What to produce =
Rewrite the rows below, changing each "wave-arrow" to "swell-arrow" and keeping everything else the same.

Given records =
* start *
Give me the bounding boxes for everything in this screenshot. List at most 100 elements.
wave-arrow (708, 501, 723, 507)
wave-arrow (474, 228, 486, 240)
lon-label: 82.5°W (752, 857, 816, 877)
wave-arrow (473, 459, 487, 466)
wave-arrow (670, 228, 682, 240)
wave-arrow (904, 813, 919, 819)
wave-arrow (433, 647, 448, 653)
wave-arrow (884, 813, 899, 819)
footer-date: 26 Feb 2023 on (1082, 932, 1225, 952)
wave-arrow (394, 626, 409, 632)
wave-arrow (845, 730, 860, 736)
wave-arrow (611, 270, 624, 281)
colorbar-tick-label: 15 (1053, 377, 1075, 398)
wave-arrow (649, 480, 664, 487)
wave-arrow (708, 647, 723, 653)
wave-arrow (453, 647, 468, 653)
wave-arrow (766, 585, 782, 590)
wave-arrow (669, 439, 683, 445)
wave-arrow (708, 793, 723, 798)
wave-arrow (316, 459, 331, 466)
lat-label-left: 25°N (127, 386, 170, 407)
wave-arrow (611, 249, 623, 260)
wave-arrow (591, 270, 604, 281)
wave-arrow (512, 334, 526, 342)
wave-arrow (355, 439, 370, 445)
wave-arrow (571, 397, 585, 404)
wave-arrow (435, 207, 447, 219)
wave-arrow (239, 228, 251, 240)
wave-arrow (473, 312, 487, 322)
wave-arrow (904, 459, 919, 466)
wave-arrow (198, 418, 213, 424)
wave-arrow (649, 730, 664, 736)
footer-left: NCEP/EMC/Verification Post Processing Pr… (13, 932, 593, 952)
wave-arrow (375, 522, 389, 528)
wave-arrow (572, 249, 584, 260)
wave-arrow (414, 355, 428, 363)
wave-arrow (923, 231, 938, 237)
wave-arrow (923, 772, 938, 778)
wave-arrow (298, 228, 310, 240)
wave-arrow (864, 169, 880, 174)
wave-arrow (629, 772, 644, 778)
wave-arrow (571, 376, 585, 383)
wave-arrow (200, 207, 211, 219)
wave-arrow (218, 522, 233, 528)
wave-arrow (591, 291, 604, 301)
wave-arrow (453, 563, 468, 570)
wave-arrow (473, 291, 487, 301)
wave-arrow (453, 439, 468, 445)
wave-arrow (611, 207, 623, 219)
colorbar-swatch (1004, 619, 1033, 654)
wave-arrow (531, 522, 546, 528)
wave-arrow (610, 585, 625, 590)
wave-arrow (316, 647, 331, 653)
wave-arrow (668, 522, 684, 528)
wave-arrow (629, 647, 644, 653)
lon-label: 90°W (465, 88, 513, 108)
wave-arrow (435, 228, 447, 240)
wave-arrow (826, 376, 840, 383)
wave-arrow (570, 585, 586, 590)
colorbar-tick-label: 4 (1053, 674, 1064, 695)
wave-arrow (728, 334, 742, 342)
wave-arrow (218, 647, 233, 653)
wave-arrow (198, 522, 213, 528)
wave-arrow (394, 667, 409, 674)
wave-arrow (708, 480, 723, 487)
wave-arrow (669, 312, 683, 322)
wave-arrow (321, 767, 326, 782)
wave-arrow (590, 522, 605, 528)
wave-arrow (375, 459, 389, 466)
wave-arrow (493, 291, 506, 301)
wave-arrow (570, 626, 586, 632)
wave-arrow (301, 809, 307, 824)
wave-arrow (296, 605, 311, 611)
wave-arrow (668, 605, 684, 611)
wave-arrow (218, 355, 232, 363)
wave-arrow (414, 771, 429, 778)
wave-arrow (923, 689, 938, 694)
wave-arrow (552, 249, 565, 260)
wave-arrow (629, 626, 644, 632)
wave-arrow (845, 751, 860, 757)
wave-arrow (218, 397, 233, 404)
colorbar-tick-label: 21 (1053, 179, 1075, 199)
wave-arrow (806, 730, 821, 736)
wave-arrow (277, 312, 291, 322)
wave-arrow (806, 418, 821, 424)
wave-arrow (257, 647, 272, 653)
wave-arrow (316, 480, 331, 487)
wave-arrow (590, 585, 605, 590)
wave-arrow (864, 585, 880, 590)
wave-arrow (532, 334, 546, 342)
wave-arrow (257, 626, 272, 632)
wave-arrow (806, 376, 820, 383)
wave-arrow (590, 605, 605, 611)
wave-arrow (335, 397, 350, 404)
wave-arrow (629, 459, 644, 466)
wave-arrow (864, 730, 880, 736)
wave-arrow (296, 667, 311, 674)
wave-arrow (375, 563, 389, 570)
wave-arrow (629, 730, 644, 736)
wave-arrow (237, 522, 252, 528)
* end *
Full output =
Give me the bounding boxes for everything in this screenshot. List at most 100 elements.
swell-arrow (708, 501, 723, 507)
swell-arrow (474, 228, 486, 240)
lon-label: 82.5°W (752, 857, 816, 877)
swell-arrow (473, 459, 487, 466)
swell-arrow (670, 228, 682, 240)
swell-arrow (904, 813, 919, 819)
swell-arrow (433, 647, 448, 653)
swell-arrow (884, 813, 899, 819)
footer-date: 26 Feb 2023 on (1082, 932, 1225, 952)
swell-arrow (394, 626, 409, 632)
swell-arrow (845, 730, 860, 736)
swell-arrow (611, 270, 624, 281)
colorbar-tick-label: 15 (1053, 377, 1075, 398)
swell-arrow (649, 480, 664, 487)
swell-arrow (708, 647, 723, 653)
swell-arrow (453, 647, 468, 653)
swell-arrow (766, 585, 782, 590)
swell-arrow (669, 439, 683, 445)
swell-arrow (708, 793, 723, 798)
swell-arrow (316, 459, 331, 466)
lat-label-left: 25°N (127, 386, 170, 407)
swell-arrow (611, 249, 623, 260)
swell-arrow (591, 270, 604, 281)
swell-arrow (512, 334, 526, 342)
swell-arrow (355, 439, 370, 445)
swell-arrow (571, 397, 585, 404)
swell-arrow (435, 207, 447, 219)
swell-arrow (239, 228, 251, 240)
swell-arrow (473, 312, 487, 322)
swell-arrow (904, 459, 919, 466)
swell-arrow (198, 418, 213, 424)
swell-arrow (649, 730, 664, 736)
footer-left: NCEP/EMC/Verification Post Processing Pr… (13, 932, 593, 952)
swell-arrow (375, 522, 389, 528)
swell-arrow (572, 249, 584, 260)
swell-arrow (414, 355, 428, 363)
swell-arrow (923, 231, 938, 237)
swell-arrow (923, 772, 938, 778)
swell-arrow (298, 228, 310, 240)
swell-arrow (864, 169, 880, 174)
swell-arrow (629, 772, 644, 778)
swell-arrow (571, 376, 585, 383)
swell-arrow (200, 207, 211, 219)
swell-arrow (218, 522, 233, 528)
swell-arrow (591, 291, 604, 301)
swell-arrow (453, 563, 468, 570)
swell-arrow (473, 291, 487, 301)
swell-arrow (453, 439, 468, 445)
swell-arrow (611, 207, 623, 219)
colorbar-swatch (1004, 619, 1033, 654)
swell-arrow (531, 522, 546, 528)
swell-arrow (610, 585, 625, 590)
swell-arrow (316, 647, 331, 653)
swell-arrow (668, 522, 684, 528)
swell-arrow (629, 647, 644, 653)
lon-label: 90°W (465, 88, 513, 108)
swell-arrow (435, 228, 447, 240)
swell-arrow (826, 376, 840, 383)
swell-arrow (570, 585, 586, 590)
colorbar-tick-label: 4 (1053, 674, 1064, 695)
swell-arrow (728, 334, 742, 342)
swell-arrow (218, 647, 233, 653)
swell-arrow (198, 522, 213, 528)
swell-arrow (394, 667, 409, 674)
swell-arrow (708, 480, 723, 487)
swell-arrow (669, 312, 683, 322)
swell-arrow (321, 767, 326, 782)
swell-arrow (590, 522, 605, 528)
swell-arrow (375, 459, 389, 466)
swell-arrow (493, 291, 506, 301)
swell-arrow (570, 626, 586, 632)
swell-arrow (301, 809, 307, 824)
swell-arrow (296, 605, 311, 611)
swell-arrow (668, 605, 684, 611)
swell-arrow (218, 355, 232, 363)
swell-arrow (414, 771, 429, 778)
swell-arrow (923, 689, 938, 694)
swell-arrow (552, 249, 565, 260)
swell-arrow (629, 626, 644, 632)
swell-arrow (845, 751, 860, 757)
swell-arrow (218, 397, 233, 404)
colorbar-tick-label: 21 (1053, 179, 1075, 199)
swell-arrow (806, 730, 821, 736)
swell-arrow (277, 312, 291, 322)
swell-arrow (806, 418, 821, 424)
swell-arrow (257, 647, 272, 653)
swell-arrow (316, 480, 331, 487)
swell-arrow (590, 585, 605, 590)
swell-arrow (864, 585, 880, 590)
swell-arrow (532, 334, 546, 342)
swell-arrow (257, 626, 272, 632)
swell-arrow (806, 376, 820, 383)
swell-arrow (590, 605, 605, 611)
swell-arrow (335, 397, 350, 404)
swell-arrow (629, 459, 644, 466)
swell-arrow (864, 730, 880, 736)
swell-arrow (296, 667, 311, 674)
swell-arrow (375, 563, 389, 570)
swell-arrow (629, 730, 644, 736)
swell-arrow (237, 522, 252, 528)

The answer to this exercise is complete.